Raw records
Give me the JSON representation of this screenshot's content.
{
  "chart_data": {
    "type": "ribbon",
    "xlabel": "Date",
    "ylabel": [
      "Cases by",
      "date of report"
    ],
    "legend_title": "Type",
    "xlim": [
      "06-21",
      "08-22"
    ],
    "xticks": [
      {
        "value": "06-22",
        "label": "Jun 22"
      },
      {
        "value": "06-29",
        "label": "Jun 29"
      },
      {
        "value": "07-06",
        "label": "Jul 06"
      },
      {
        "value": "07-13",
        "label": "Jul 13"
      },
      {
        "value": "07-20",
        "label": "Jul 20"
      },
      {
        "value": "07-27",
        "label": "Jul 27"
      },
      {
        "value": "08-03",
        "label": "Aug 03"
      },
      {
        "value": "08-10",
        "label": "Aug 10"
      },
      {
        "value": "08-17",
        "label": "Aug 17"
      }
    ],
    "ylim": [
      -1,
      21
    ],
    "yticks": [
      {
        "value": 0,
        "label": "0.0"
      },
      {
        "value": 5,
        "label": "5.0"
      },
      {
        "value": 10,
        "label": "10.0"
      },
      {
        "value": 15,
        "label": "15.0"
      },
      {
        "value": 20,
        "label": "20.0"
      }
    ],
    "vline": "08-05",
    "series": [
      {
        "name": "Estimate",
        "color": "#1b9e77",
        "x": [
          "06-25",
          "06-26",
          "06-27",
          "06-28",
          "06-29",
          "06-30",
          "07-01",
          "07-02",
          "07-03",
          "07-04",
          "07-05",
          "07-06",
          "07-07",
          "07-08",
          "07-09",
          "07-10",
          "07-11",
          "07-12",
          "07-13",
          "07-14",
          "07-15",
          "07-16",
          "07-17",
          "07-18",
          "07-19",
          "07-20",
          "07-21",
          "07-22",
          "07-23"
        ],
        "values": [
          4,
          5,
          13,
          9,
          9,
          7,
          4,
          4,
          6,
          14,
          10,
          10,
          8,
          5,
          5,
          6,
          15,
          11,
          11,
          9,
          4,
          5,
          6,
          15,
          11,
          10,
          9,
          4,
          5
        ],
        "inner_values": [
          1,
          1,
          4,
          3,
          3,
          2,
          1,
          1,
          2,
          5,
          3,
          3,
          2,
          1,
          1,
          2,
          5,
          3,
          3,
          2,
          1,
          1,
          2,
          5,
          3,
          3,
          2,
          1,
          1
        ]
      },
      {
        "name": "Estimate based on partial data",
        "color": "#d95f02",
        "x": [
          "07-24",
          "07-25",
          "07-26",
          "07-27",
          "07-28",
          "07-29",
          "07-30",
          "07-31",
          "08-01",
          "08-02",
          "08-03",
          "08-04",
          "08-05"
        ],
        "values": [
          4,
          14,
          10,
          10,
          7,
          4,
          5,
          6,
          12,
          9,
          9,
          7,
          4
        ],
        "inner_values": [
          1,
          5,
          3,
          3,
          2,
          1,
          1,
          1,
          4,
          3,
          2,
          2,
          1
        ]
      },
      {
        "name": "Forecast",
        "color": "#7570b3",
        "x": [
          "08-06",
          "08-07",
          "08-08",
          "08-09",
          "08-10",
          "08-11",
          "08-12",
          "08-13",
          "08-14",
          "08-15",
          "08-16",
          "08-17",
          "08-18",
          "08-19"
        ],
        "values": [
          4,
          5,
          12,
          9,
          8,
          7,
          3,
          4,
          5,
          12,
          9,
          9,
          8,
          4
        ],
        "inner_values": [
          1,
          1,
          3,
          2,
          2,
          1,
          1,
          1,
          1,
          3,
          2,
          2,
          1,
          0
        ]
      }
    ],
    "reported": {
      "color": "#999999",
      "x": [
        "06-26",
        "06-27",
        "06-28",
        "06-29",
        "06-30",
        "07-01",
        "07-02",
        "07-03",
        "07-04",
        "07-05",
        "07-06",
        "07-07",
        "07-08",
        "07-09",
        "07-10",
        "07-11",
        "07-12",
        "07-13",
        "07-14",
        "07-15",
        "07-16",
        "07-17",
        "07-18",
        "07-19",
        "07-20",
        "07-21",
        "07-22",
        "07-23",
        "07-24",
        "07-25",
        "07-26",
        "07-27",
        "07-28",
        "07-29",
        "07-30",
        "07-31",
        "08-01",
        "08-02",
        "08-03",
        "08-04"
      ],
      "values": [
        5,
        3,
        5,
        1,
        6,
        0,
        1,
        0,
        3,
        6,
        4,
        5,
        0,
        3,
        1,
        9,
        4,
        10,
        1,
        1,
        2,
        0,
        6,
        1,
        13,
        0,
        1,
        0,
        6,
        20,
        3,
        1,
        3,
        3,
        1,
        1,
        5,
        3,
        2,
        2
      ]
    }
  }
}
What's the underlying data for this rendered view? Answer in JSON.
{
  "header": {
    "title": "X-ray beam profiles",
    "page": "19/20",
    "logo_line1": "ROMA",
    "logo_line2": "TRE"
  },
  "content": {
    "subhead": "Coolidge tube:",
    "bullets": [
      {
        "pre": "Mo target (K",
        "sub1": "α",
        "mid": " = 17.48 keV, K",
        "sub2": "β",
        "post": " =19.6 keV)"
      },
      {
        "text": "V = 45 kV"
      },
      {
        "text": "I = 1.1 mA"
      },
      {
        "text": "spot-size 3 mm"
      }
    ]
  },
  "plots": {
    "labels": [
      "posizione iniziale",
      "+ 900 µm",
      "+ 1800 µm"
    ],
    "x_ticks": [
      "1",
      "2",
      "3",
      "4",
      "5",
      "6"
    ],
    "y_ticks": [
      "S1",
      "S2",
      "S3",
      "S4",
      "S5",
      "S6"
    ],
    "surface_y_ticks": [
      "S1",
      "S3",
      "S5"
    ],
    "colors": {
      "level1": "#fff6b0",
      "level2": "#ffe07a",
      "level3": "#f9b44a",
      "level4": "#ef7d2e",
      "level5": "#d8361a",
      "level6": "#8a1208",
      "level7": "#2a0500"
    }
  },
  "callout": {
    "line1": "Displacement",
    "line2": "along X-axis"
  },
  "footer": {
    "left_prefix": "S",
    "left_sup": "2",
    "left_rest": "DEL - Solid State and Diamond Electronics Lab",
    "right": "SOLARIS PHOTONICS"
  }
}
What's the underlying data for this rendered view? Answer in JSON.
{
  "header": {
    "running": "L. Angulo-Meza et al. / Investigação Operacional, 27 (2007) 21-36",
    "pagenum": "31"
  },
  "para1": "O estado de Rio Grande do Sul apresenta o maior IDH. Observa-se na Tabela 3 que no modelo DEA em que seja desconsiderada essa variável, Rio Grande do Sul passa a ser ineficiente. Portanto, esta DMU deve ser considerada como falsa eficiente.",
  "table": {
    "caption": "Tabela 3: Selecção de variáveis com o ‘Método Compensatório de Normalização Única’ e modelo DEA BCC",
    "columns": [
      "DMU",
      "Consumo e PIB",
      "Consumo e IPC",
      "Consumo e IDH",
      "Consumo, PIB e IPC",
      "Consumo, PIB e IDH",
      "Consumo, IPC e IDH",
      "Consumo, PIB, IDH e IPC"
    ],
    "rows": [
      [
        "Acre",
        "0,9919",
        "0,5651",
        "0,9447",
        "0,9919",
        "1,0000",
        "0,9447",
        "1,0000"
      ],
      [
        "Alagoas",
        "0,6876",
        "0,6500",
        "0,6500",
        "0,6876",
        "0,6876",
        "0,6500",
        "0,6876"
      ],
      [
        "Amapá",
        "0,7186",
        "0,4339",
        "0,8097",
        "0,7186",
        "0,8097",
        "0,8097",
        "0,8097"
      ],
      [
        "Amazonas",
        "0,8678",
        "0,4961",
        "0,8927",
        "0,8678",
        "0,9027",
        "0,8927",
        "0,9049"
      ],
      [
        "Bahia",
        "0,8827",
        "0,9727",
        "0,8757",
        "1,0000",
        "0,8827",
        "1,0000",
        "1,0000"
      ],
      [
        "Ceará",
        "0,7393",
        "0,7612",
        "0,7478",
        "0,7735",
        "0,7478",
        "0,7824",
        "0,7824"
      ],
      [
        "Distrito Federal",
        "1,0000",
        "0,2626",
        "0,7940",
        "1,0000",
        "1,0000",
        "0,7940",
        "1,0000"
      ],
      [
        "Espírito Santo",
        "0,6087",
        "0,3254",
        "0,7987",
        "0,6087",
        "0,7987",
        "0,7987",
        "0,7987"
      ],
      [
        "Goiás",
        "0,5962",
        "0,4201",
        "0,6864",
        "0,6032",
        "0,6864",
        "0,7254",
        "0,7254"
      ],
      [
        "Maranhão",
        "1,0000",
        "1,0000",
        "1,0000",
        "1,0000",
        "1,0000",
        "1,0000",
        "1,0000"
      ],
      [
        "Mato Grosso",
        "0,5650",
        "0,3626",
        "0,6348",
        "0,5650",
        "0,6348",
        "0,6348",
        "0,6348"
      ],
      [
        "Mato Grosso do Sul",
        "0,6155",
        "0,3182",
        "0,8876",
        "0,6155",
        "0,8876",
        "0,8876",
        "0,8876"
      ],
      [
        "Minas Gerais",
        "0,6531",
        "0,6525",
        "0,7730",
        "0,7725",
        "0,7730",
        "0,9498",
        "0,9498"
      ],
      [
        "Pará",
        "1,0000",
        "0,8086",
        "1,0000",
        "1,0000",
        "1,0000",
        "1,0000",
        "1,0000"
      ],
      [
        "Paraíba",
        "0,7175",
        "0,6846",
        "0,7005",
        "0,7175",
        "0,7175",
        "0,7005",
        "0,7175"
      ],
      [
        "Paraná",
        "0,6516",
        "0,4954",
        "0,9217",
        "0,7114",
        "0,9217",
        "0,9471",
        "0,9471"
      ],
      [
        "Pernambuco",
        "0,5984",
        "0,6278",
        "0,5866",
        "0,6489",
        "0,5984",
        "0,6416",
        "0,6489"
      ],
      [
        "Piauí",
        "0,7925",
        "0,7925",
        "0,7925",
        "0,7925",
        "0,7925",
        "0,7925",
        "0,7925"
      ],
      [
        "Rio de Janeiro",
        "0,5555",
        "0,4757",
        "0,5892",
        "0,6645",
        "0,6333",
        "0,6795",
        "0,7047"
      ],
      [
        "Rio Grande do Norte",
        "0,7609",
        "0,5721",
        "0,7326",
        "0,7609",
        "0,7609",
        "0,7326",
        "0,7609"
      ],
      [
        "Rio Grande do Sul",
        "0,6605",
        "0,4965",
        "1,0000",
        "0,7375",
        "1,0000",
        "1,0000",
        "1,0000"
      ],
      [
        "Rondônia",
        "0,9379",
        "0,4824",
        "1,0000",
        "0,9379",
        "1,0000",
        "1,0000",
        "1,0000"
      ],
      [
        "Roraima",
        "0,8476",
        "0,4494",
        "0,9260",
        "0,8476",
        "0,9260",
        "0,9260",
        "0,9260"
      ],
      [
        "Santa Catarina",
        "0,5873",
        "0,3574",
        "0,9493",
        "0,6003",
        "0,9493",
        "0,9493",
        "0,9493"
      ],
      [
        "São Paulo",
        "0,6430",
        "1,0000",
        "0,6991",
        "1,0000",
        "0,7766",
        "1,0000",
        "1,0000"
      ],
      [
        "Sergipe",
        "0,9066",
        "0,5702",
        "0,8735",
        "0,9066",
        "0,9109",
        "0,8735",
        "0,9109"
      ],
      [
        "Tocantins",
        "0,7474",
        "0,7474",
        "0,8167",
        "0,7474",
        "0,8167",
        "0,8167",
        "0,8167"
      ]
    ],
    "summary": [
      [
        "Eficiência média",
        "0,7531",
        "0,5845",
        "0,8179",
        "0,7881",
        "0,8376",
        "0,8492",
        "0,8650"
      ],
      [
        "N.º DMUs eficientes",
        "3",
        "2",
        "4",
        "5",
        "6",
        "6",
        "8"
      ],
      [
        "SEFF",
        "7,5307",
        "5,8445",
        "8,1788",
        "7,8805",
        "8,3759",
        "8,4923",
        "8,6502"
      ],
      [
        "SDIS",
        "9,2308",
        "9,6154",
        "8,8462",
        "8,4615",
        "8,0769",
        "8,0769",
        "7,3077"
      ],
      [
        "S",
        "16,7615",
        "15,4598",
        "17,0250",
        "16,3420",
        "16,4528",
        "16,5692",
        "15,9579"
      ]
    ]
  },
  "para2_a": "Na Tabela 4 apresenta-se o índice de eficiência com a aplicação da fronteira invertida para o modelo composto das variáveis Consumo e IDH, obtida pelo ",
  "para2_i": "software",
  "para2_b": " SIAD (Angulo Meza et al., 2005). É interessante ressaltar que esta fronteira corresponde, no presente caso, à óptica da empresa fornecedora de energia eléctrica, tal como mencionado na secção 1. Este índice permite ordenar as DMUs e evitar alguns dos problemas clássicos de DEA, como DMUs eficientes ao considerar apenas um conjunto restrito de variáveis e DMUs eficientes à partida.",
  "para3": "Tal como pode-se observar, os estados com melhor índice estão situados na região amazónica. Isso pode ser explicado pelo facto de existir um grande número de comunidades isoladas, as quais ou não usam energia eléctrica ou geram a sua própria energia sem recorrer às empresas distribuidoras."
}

→ The exercise: Show every line from the listing above in which the string "name" appears.

→ Solution for this exercise:
        "name": "Estimate",
        "name": "Estimate based on partial data",
        "name": "Forecast",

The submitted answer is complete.